- **What is asked**:
Will you write out all the entries below exactly?

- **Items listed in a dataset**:
§
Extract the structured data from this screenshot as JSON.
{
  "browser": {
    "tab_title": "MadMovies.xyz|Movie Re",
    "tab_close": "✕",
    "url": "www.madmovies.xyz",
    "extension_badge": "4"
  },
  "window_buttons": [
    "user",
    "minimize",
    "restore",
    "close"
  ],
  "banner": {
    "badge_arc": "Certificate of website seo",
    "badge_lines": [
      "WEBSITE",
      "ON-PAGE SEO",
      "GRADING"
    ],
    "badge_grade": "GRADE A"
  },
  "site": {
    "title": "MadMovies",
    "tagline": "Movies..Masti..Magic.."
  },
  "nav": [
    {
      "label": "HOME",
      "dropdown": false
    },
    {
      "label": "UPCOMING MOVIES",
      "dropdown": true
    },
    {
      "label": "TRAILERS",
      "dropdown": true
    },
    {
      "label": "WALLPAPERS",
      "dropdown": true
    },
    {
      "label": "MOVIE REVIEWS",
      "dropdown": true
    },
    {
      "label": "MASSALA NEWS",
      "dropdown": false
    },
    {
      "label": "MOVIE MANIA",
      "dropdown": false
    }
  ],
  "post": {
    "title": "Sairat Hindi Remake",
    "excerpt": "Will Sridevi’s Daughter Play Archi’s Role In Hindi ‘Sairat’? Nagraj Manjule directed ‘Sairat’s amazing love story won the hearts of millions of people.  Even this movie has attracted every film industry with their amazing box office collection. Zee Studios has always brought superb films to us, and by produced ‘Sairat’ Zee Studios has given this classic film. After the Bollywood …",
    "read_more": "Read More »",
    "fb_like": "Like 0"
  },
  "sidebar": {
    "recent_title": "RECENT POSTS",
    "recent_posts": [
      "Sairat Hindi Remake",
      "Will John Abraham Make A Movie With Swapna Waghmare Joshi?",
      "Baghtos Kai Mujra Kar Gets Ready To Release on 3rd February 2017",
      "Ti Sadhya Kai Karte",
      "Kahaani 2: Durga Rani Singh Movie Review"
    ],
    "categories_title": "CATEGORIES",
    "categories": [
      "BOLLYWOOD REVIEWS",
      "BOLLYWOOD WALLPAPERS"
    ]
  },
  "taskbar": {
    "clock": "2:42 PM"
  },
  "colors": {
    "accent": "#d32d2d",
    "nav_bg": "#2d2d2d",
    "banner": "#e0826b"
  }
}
§
- **Solution to this exercise**:
Extract the structured data from this screenshot as JSON.
{
  "browser": {
    "tab_title": "MadMovies.xyz|Movie Re",
    "tab_close": "✕",
    "url": "www.madmovies.xyz",
    "extension_badge": "4"
  },
  "window_buttons": [
    "user",
    "minimize",
    "restore",
    "close"
  ],
  "banner": {
    "badge_arc": "Certificate of website seo",
    "badge_lines": [
      "WEBSITE",
      "ON-PAGE SEO",
      "GRADING"
    ],
    "badge_grade": "GRADE A"
  },
  "site": {
    "title": "MadMovies",
    "tagline": "Movies..Masti..Magic.."
  },
  "nav": [
    {
      "label": "HOME",
      "dropdown": false
    },
    {
      "label": "UPCOMING MOVIES",
      "dropdown": true
    },
    {
      "label": "TRAILERS",
      "dropdown": true
    },
    {
      "label": "WALLPAPERS",
      "dropdown": true
    },
    {
      "label": "MOVIE REVIEWS",
      "dropdown": true
    },
    {
      "label": "MASSALA NEWS",
      "dropdown": false
    },
    {
      "label": "MOVIE MANIA",
      "dropdown": false
    }
  ],
  "post": {
    "title": "Sairat Hindi Remake",
    "excerpt": "Will Sridevi’s Daughter Play Archi’s Role In Hindi ‘Sairat’? Nagraj Manjule directed ‘Sairat’s amazing love story won the hearts of millions of people.  Even this movie has attracted every film industry with their amazing box office collection. Zee Studios has always brought superb films to us, and by produced ‘Sairat’ Zee Studios has given this classic film. After the Bollywood …",
    "read_more": "Read More »",
    "fb_like": "Like 0"
  },
  "sidebar": {
    "recent_title": "RECENT POSTS",
    "recent_posts": [
      "Sairat Hindi Remake",
      "Will John Abraham Make A Movie With Swapna Waghmare Joshi?",
      "Baghtos Kai Mujra Kar Gets Ready To Release on 3rd February 2017",
      "Ti Sadhya Kai Karte",
      "Kahaani 2: Durga Rani Singh Movie Review"
    ],
    "categories_title": "CATEGORIES",
    "categories": [
      "BOLLYWOOD REVIEWS",
      "BOLLYWOOD WALLPAPERS"
    ]
  },
  "taskbar": {
    "clock": "2:42 PM"
  },
  "colors": {
    "accent": "#d32d2d",
    "nav_bg": "#2d2d2d",
    "banner": "#e0826b"
  }
}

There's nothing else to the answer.